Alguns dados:

───

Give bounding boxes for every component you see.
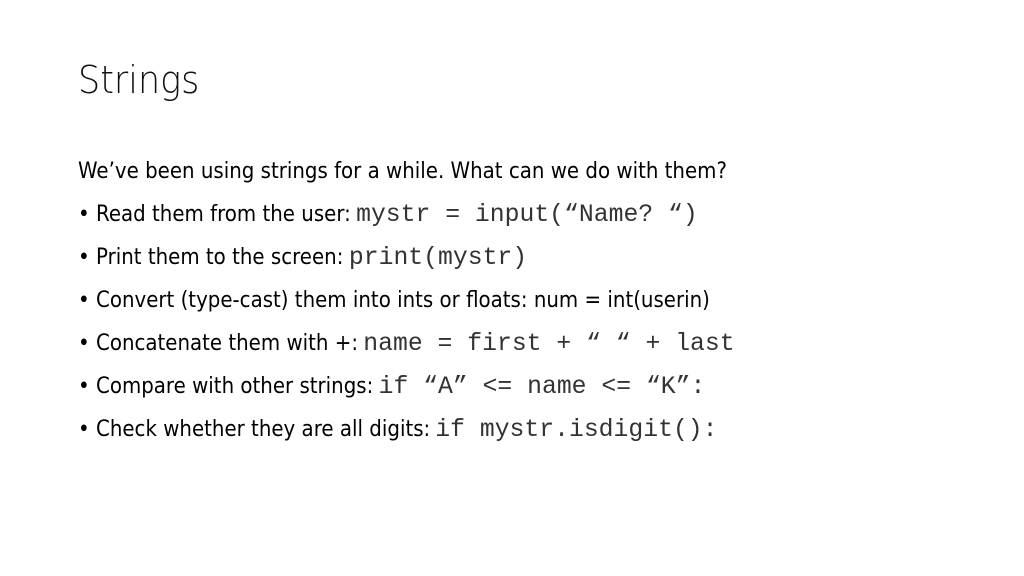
bullet-code: name = first + “ “ + last <box>363 329 735 358</box>
bullet-icon: • <box>78 288 90 313</box>
bullet-code: print(mystr) <box>348 243 528 272</box>
bullet-icon: • <box>78 331 90 356</box>
bullet-icon: • <box>78 202 90 227</box>
bullet-icon: • <box>78 245 90 270</box>
bullet-code: mystr = input(“Name? “) <box>356 200 698 229</box>
bullet-code: if mystr.isdigit(): <box>435 415 718 444</box>
bullet-text: Print them to the screen: <box>96 245 344 270</box>
bullet-text: Check whether they are all digits: <box>96 417 431 442</box>
bullet-item: • Check whether they are all digits: if … <box>78 413 888 456</box>
bullet-text: Convert (type-cast) them into ints or fl… <box>96 288 710 313</box>
bullet-text: Compare with other strings: <box>96 374 374 399</box>
slide-title: Strings <box>78 58 200 102</box>
bullet-item: • Concatenate them with +: name = first … <box>78 327 888 370</box>
bullet-item: • Convert (type-cast) them into ints or … <box>78 284 888 327</box>
bullet-text: Read them from the user: <box>96 202 351 227</box>
bullet-text: Concatenate them with +: <box>96 331 359 356</box>
bullet-item: • Compare with other strings: if “A” <= … <box>78 370 888 413</box>
bullet-icon: • <box>78 374 90 399</box>
bullet-item: • Print them to the screen: print(mystr) <box>78 241 888 284</box>
slide-body: We’ve been using strings for a while. Wh… <box>78 155 978 456</box>
intro-text: We’ve been using strings for a while. Wh… <box>78 159 727 184</box>
bullet-code: if “A” <= name <= “K”: <box>378 372 706 401</box>
bullet-icon: • <box>78 417 90 442</box>
bullet-item: • Read them from the user: mystr = input… <box>78 198 888 241</box>
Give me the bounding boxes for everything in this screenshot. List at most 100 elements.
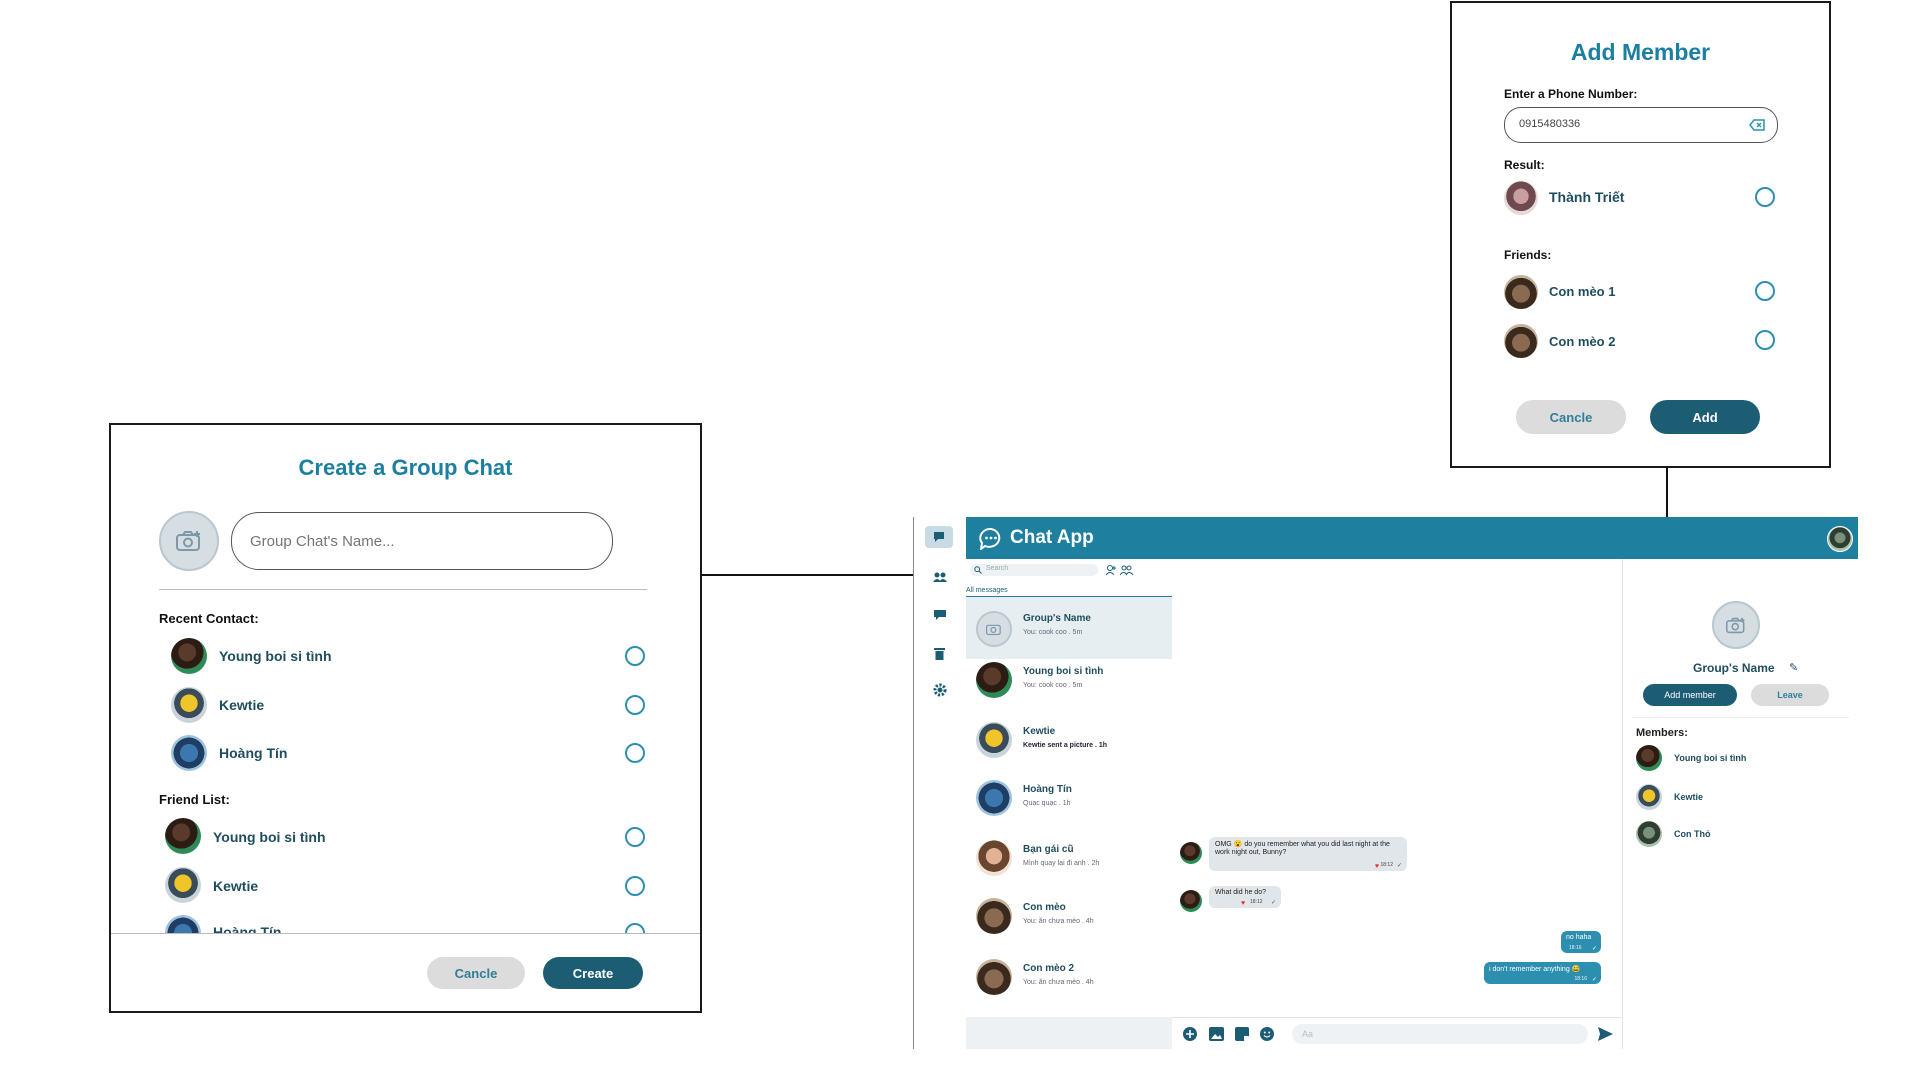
conversation-name: Con mèo bbox=[1023, 902, 1066, 913]
recent-contact-label: Recent Contact: bbox=[159, 611, 259, 626]
select-radio[interactable] bbox=[625, 876, 645, 896]
tab-all-messages[interactable]: All messages bbox=[966, 587, 1008, 594]
footer-divider bbox=[111, 933, 700, 934]
message-text: i don't remember anything 😅 bbox=[1489, 966, 1581, 973]
create-group-icon[interactable] bbox=[1120, 564, 1134, 576]
select-radio[interactable] bbox=[625, 695, 645, 715]
avatar bbox=[976, 840, 1012, 876]
contact-name: Hoàng Tín bbox=[219, 745, 288, 761]
avatar bbox=[171, 638, 207, 674]
conversation-item[interactable]: Hoàng Tín Quạc quạc . 1h bbox=[966, 777, 1172, 827]
group-name-input[interactable] bbox=[231, 512, 613, 570]
friend-item-partial[interactable]: Hoàng Tín bbox=[111, 905, 700, 933]
contact-name: Hoàng Tín bbox=[213, 924, 282, 933]
conversation-item[interactable]: Con mèo 2 You: ăn chưa mèo . 4h bbox=[966, 956, 1172, 1006]
conversation-name: Hoàng Tín bbox=[1023, 784, 1072, 795]
phone-value: 0915480336 bbox=[1519, 118, 1581, 130]
search-bar[interactable]: Search bbox=[970, 564, 1098, 576]
camera-add-icon bbox=[176, 531, 200, 551]
members-divider bbox=[1633, 717, 1849, 718]
message-text: no haha bbox=[1566, 934, 1592, 941]
trash-icon[interactable] bbox=[934, 646, 945, 660]
conversation-item[interactable]: Bạn gái cũ Mình quay lại đi anh . 2h bbox=[966, 837, 1172, 887]
nav-rail bbox=[914, 517, 967, 1049]
messages-icon[interactable] bbox=[933, 609, 947, 621]
avatar bbox=[165, 818, 201, 854]
conversation-preview: You: ăn chưa mèo . 4h bbox=[1023, 979, 1094, 986]
avatar bbox=[1504, 275, 1538, 309]
group-photo[interactable] bbox=[1712, 601, 1760, 649]
message-input[interactable]: Aa bbox=[1292, 1024, 1588, 1044]
select-radio[interactable] bbox=[1755, 187, 1775, 207]
create-button[interactable]: Create bbox=[543, 957, 643, 989]
avatar bbox=[976, 959, 1012, 995]
select-radio[interactable] bbox=[1755, 330, 1775, 350]
add-member-button[interactable]: Add member bbox=[1643, 684, 1737, 706]
contacts-icon[interactable] bbox=[933, 572, 947, 582]
member-name: Con Thỏ bbox=[1674, 829, 1711, 839]
conversation-name: Young boi si tình bbox=[1023, 666, 1104, 677]
select-radio[interactable] bbox=[1755, 281, 1775, 301]
chat-app-window: Chat App Search All messages Group's Nam… bbox=[913, 517, 1859, 1049]
conversation-panel: Search All messages Group's Name You: co… bbox=[966, 559, 1173, 1049]
group-avatar bbox=[976, 611, 1012, 647]
cancel-button[interactable]: Cancle bbox=[1516, 400, 1626, 434]
avatar bbox=[165, 867, 201, 903]
nav-chats[interactable] bbox=[925, 526, 953, 548]
image-icon[interactable] bbox=[1209, 1027, 1224, 1041]
avatar bbox=[1636, 745, 1662, 771]
edit-pencil-icon[interactable]: ✎ bbox=[1789, 661, 1798, 674]
clear-icon[interactable] bbox=[1749, 119, 1765, 131]
message-area: OMG 😮 do you remember what you did last … bbox=[1172, 559, 1622, 1049]
select-radio[interactable] bbox=[625, 743, 645, 763]
conversation-preview: You: ăn chưa mèo . 4h bbox=[1023, 918, 1094, 925]
avatar bbox=[171, 687, 207, 723]
search-placeholder: Search bbox=[986, 565, 1009, 572]
group-info-panel: Group's Name ✎ Add member Leave Members:… bbox=[1622, 559, 1859, 1049]
chat-logo-icon bbox=[979, 527, 1001, 550]
select-radio[interactable] bbox=[625, 923, 645, 933]
conversation-name: Con mèo 2 bbox=[1023, 963, 1075, 974]
phone-input[interactable]: 0915480336 bbox=[1504, 107, 1778, 143]
chat-bubble-icon bbox=[934, 532, 944, 542]
conversation-item[interactable]: Young boi si tình You: cook coo . 5m bbox=[966, 659, 1172, 709]
avatar bbox=[165, 915, 201, 933]
message-text: OMG 😮 do you remember what you did last … bbox=[1215, 841, 1390, 856]
member-name: Kewtie bbox=[1674, 792, 1704, 802]
avatar bbox=[976, 780, 1012, 816]
friend-name: Con mèo 1 bbox=[1549, 284, 1616, 299]
send-icon[interactable] bbox=[1598, 1027, 1613, 1041]
conversation-item[interactable]: Con mèo You: ăn chưa mèo . 4h bbox=[966, 895, 1172, 945]
select-radio[interactable] bbox=[625, 827, 645, 847]
user-avatar[interactable] bbox=[1827, 526, 1853, 552]
avatar bbox=[1636, 821, 1662, 847]
camera-add-icon bbox=[1726, 617, 1745, 633]
conversation-name: Bạn gái cũ bbox=[1023, 844, 1074, 855]
message-bubble-incoming: OMG 😮 do you remember what you did last … bbox=[1209, 837, 1407, 871]
group-photo-button[interactable] bbox=[159, 511, 219, 571]
result-label: Result: bbox=[1504, 158, 1545, 172]
conversation-item[interactable]: Kewtie Kewtie sent a picture . 1h bbox=[966, 719, 1172, 769]
conversation-name: Group's Name bbox=[1023, 613, 1091, 624]
friend-list-label: Friend List: bbox=[159, 792, 230, 807]
emoji-icon[interactable] bbox=[1260, 1027, 1274, 1041]
result-name: Thành Triết bbox=[1549, 189, 1625, 205]
message-time: 18:12 bbox=[1380, 862, 1393, 868]
message-time: 18:16 bbox=[1574, 976, 1587, 982]
settings-icon[interactable] bbox=[933, 683, 947, 697]
contact-name: Kewtie bbox=[219, 697, 265, 713]
message-text: What did he do? bbox=[1215, 889, 1266, 896]
avatar bbox=[1180, 890, 1202, 912]
avatar bbox=[171, 735, 207, 771]
add-button[interactable]: Add bbox=[1650, 400, 1760, 434]
cancel-button[interactable]: Cancle bbox=[427, 957, 525, 989]
conversation-item[interactable]: Group's Name You: cook coo . 5m bbox=[966, 597, 1172, 659]
select-radio[interactable] bbox=[625, 646, 645, 666]
plus-circle-icon[interactable] bbox=[1183, 1027, 1197, 1041]
conversation-preview: Quạc quạc . 1h bbox=[1023, 800, 1071, 807]
members-label: Members: bbox=[1636, 727, 1688, 739]
leave-button[interactable]: Leave bbox=[1751, 684, 1829, 706]
sticker-icon[interactable] bbox=[1235, 1027, 1249, 1041]
add-friend-icon[interactable] bbox=[1105, 564, 1117, 576]
avatar bbox=[976, 662, 1012, 698]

───

- Seu objetivo:
Copie sem nenhuma alteração as linhas dos dados acima, começando pela linha que contém "conversation-name: Con mèo bbox=[1023, 902, 1066, 913]" e parando após a linha que contém "group-name-input[interactable] bbox=[231, 512, 613, 570]".

- Solução:
conversation-name: Con mèo bbox=[1023, 902, 1066, 913]
recent-contact-label: Recent Contact: bbox=[159, 611, 259, 626]
select-radio[interactable] bbox=[625, 876, 645, 896]
tab-all-messages[interactable]: All messages bbox=[966, 587, 1008, 594]
footer-divider bbox=[111, 933, 700, 934]
message-text: i don't remember anything 😅 bbox=[1489, 966, 1581, 973]
create-group-icon[interactable] bbox=[1120, 564, 1134, 576]
select-radio[interactable] bbox=[625, 695, 645, 715]
avatar bbox=[976, 840, 1012, 876]
contact-name: Hoàng Tín bbox=[219, 745, 288, 761]
avatar bbox=[171, 638, 207, 674]
conversation-item[interactable]: Hoàng Tín Quạc quạc . 1h bbox=[966, 777, 1172, 827]
group-name-input[interactable] bbox=[231, 512, 613, 570]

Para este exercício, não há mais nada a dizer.